Data records

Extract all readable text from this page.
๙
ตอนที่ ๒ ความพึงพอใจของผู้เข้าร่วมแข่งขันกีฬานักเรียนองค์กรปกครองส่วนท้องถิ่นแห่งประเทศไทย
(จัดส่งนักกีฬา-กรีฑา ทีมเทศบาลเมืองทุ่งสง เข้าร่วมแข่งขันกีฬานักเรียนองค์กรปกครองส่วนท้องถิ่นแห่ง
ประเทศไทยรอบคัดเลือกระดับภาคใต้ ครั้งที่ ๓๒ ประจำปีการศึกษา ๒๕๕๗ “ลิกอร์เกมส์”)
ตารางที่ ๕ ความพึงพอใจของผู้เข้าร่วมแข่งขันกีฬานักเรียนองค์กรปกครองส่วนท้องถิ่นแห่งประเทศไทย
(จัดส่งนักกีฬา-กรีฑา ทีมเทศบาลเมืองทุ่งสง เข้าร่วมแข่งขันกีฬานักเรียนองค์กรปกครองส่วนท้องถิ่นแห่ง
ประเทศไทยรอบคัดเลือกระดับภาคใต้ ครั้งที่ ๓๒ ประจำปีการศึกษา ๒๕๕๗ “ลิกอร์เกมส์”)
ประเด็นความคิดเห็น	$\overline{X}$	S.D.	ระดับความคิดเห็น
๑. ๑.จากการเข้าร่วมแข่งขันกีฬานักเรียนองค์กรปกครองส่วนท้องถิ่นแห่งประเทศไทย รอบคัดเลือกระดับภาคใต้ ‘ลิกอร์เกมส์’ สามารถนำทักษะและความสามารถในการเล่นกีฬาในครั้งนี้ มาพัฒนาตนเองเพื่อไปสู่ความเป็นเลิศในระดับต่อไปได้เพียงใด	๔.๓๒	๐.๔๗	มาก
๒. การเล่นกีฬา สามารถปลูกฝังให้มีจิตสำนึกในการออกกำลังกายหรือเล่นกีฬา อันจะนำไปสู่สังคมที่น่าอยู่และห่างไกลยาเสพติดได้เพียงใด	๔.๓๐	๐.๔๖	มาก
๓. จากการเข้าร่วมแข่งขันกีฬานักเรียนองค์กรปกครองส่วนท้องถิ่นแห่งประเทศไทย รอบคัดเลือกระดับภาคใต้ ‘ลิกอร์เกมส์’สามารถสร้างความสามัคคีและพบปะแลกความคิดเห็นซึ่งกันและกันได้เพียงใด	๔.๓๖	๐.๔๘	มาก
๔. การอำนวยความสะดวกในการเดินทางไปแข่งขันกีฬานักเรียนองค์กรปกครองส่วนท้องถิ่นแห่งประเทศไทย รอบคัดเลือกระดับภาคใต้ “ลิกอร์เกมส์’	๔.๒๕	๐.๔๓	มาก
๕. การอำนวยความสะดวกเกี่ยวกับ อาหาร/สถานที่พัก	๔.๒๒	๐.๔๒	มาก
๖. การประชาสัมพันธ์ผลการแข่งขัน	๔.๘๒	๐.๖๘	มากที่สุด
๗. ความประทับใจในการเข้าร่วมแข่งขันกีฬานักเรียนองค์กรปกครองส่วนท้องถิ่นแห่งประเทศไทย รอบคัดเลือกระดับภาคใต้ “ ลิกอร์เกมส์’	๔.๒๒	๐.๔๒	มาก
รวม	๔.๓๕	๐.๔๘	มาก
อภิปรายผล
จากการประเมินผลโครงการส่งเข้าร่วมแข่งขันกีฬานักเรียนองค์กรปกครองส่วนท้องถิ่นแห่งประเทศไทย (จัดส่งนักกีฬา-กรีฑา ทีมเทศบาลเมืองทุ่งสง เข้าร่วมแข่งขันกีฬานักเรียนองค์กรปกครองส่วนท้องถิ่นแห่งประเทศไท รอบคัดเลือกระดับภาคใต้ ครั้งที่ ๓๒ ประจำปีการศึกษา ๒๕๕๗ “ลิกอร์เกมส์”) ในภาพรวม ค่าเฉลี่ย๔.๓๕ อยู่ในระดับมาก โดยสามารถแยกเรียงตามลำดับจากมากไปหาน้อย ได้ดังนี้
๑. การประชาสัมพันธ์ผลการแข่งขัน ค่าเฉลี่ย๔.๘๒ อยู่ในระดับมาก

Set problem
Repeat every record, keeping each word and mark exactly as it is.

Exercise solution
Extract all readable text from this page.
๙
ตอนที่ ๒ ความพึงพอใจของผู้เข้าร่วมแข่งขันกีฬานักเรียนองค์กรปกครองส่วนท้องถิ่นแห่งประเทศไทย
(จัดส่งนักกีฬา-กรีฑา ทีมเทศบาลเมืองทุ่งสง เข้าร่วมแข่งขันกีฬานักเรียนองค์กรปกครองส่วนท้องถิ่นแห่ง
ประเทศไทยรอบคัดเลือกระดับภาคใต้ ครั้งที่ ๓๒ ประจำปีการศึกษา ๒๕๕๗ “ลิกอร์เกมส์”)
ตารางที่ ๕ ความพึงพอใจของผู้เข้าร่วมแข่งขันกีฬานักเรียนองค์กรปกครองส่วนท้องถิ่นแห่งประเทศไทย
(จัดส่งนักกีฬา-กรีฑา ทีมเทศบาลเมืองทุ่งสง เข้าร่วมแข่งขันกีฬานักเรียนองค์กรปกครองส่วนท้องถิ่นแห่ง
ประเทศไทยรอบคัดเลือกระดับภาคใต้ ครั้งที่ ๓๒ ประจำปีการศึกษา ๒๕๕๗ “ลิกอร์เกมส์”)
ประเด็นความคิดเห็น	$\overline{X}$	S.D.	ระดับความคิดเห็น
๑. ๑.จากการเข้าร่วมแข่งขันกีฬานักเรียนองค์กรปกครองส่วนท้องถิ่นแห่งประเทศไทย รอบคัดเลือกระดับภาคใต้ ‘ลิกอร์เกมส์’ สามารถนำทักษะและความสามารถในการเล่นกีฬาในครั้งนี้ มาพัฒนาตนเองเพื่อไปสู่ความเป็นเลิศในระดับต่อไปได้เพียงใด	๔.๓๒	๐.๔๗	มาก
๒. การเล่นกีฬา สามารถปลูกฝังให้มีจิตสำนึกในการออกกำลังกายหรือเล่นกีฬา อันจะนำไปสู่สังคมที่น่าอยู่และห่างไกลยาเสพติดได้เพียงใด	๔.๓๐	๐.๔๖	มาก
๓. จากการเข้าร่วมแข่งขันกีฬานักเรียนองค์กรปกครองส่วนท้องถิ่นแห่งประเทศไทย รอบคัดเลือกระดับภาคใต้ ‘ลิกอร์เกมส์’สามารถสร้างความสามัคคีและพบปะแลกความคิดเห็นซึ่งกันและกันได้เพียงใด	๔.๓๖	๐.๔๘	มาก
๔. การอำนวยความสะดวกในการเดินทางไปแข่งขันกีฬานักเรียนองค์กรปกครองส่วนท้องถิ่นแห่งประเทศไทย รอบคัดเลือกระดับภาคใต้ “ลิกอร์เกมส์’	๔.๒๕	๐.๔๓	มาก
๕. การอำนวยความสะดวกเกี่ยวกับ อาหาร/สถานที่พัก	๔.๒๒	๐.๔๒	มาก
๖. การประชาสัมพันธ์ผลการแข่งขัน	๔.๘๒	๐.๖๘	มากที่สุด
๗. ความประทับใจในการเข้าร่วมแข่งขันกีฬานักเรียนองค์กรปกครองส่วนท้องถิ่นแห่งประเทศไทย รอบคัดเลือกระดับภาคใต้ “ ลิกอร์เกมส์’	๔.๒๒	๐.๔๒	มาก
รวม	๔.๓๕	๐.๔๘	มาก
อภิปรายผล
จากการประเมินผลโครงการส่งเข้าร่วมแข่งขันกีฬานักเรียนองค์กรปกครองส่วนท้องถิ่นแห่งประเทศไทย (จัดส่งนักกีฬา-กรีฑา ทีมเทศบาลเมืองทุ่งสง เข้าร่วมแข่งขันกีฬานักเรียนองค์กรปกครองส่วนท้องถิ่นแห่งประเทศไท รอบคัดเลือกระดับภาคใต้ ครั้งที่ ๓๒ ประจำปีการศึกษา ๒๕๕๗ “ลิกอร์เกมส์”) ในภาพรวม ค่าเฉลี่ย๔.๓๕ อยู่ในระดับมาก โดยสามารถแยกเรียงตามลำดับจากมากไปหาน้อย ได้ดังนี้
๑. การประชาสัมพันธ์ผลการแข่งขัน ค่าเฉลี่ย๔.๘๒ อยู่ในระดับมาก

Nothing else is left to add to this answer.